━━━━━ Materials provided ━━━━━

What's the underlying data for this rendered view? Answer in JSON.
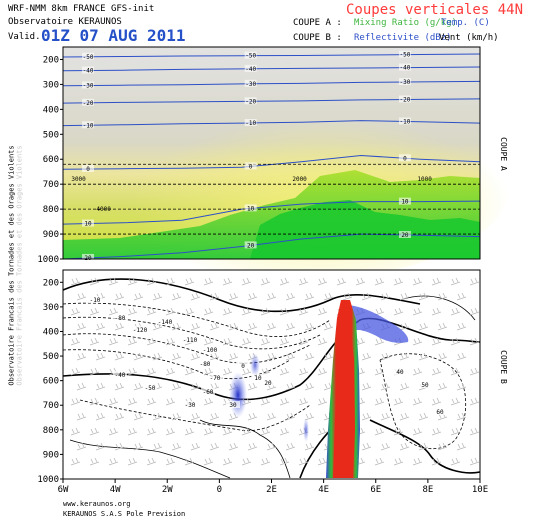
{
  "header": {
    "line1": "WRF-NMM 8km FRANCE  GFS-init",
    "line2": "Observatoire KERAUNOS",
    "valid_label": "Valid.",
    "valid_time": "01Z 07 AUG 2011",
    "title": "Coupes verticales 44N",
    "coupe_a": "COUPE A :",
    "coupe_b": "COUPE B :",
    "coupe_a_mix": "Mixing Ratio (g/kg)",
    "coupe_a_temp": "Temp. (C)",
    "coupe_b_refl": "Reflectivite (dBz)",
    "coupe_b_wind": "Vent (km/h)"
  },
  "side": {
    "left_1": "Observatoire Francais des Tornades et des Orages Violents",
    "left_2": "Observatoire Francais des Tornades et des Orages Violents",
    "right_a": "COUPE A",
    "right_b": "COUPE B"
  },
  "footer": {
    "line1": "www.keraunos.org",
    "line2": "KERAUNOS S.A.S Pole Prevision"
  },
  "colors": {
    "title": "#ff3b3b",
    "valid_time": "#2450c8",
    "mix": "#3fb53f",
    "temp": "#2d50c8",
    "isoline": "#2d50c8",
    "reflectivity_core": "#e82a1a",
    "reflectivity_mid": "#2cbf3a",
    "reflectivity_low": "#3a48d8"
  },
  "chart_data": [
    {
      "type": "heatmap",
      "name": "coupe-a",
      "ylabel": "",
      "y_ticks": [
        "200",
        "300",
        "400",
        "500",
        "600",
        "700",
        "800",
        "900",
        "1000"
      ],
      "ylim": [
        1000,
        150
      ],
      "y_scale": "pressure (hPa)",
      "temperature_contour_labels": [
        "-50",
        "-40",
        "-30",
        "-20",
        "-10",
        "0",
        "10",
        "20"
      ],
      "dashed_level_labels": [
        "3000",
        "2000",
        "1000",
        "4000"
      ],
      "temperature_isolines": [
        {
          "label": "-50",
          "pressure": [
            190,
            188,
            186,
            185,
            184,
            182,
            180,
            178
          ]
        },
        {
          "label": "-40",
          "pressure": [
            245,
            243,
            240,
            238,
            236,
            234,
            232,
            230
          ]
        },
        {
          "label": "-30",
          "pressure": [
            305,
            303,
            301,
            298,
            296,
            292,
            290,
            288
          ]
        },
        {
          "label": "-20",
          "pressure": [
            375,
            372,
            370,
            368,
            366,
            362,
            360,
            358
          ]
        },
        {
          "label": "-10",
          "pressure": [
            465,
            462,
            458,
            455,
            452,
            445,
            450,
            455
          ]
        },
        {
          "label": "0",
          "pressure": [
            640,
            638,
            636,
            632,
            610,
            585,
            600,
            610
          ]
        },
        {
          "label": "10",
          "pressure": [
            860,
            855,
            845,
            800,
            780,
            770,
            770,
            768
          ]
        },
        {
          "label": "20",
          "pressure": [
            1000,
            990,
            975,
            950,
            920,
            900,
            905,
            910
          ]
        }
      ],
      "x_positions": [
        "6W",
        "4W",
        "2W",
        "0",
        "2E",
        "4E",
        "6E",
        "8E",
        "10E"
      ]
    },
    {
      "type": "heatmap",
      "name": "coupe-b",
      "xlabel": "",
      "x_ticks": [
        "6W",
        "4W",
        "2W",
        "0",
        "2E",
        "4E",
        "6E",
        "8E",
        "10E"
      ],
      "y_ticks": [
        "200",
        "300",
        "400",
        "500",
        "600",
        "700",
        "800",
        "900",
        "1000"
      ],
      "ylim": [
        1000,
        150
      ],
      "contour_labels": [
        "-10",
        "-80",
        "-120",
        "-140",
        "-110",
        "-100",
        "-80",
        "-70",
        "-60",
        "-50",
        "-40",
        "-30",
        "0",
        "10",
        "20",
        "30",
        "40",
        "50",
        "60"
      ],
      "reflectivity_cells": [
        {
          "lon": 0.7,
          "pressure": 680,
          "dbz": 25
        },
        {
          "lon": 1.2,
          "pressure": 580,
          "dbz": 20
        },
        {
          "lon": 3.3,
          "pressure": 720,
          "dbz": 18
        },
        {
          "lon": 4.8,
          "pressure": 600,
          "dbz": 55
        },
        {
          "lon": 5.2,
          "pressure": 400,
          "dbz": 30
        }
      ]
    }
  ]
}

━━━━━

Work to do: Copy every line from the entries that contains the word "Violents".

Correct result:
    "left_1": "Observatoire Francais des Tornades et des Orages Violents",
    "left_2": "Observatoire Francais des Tornades et des Orages Violents",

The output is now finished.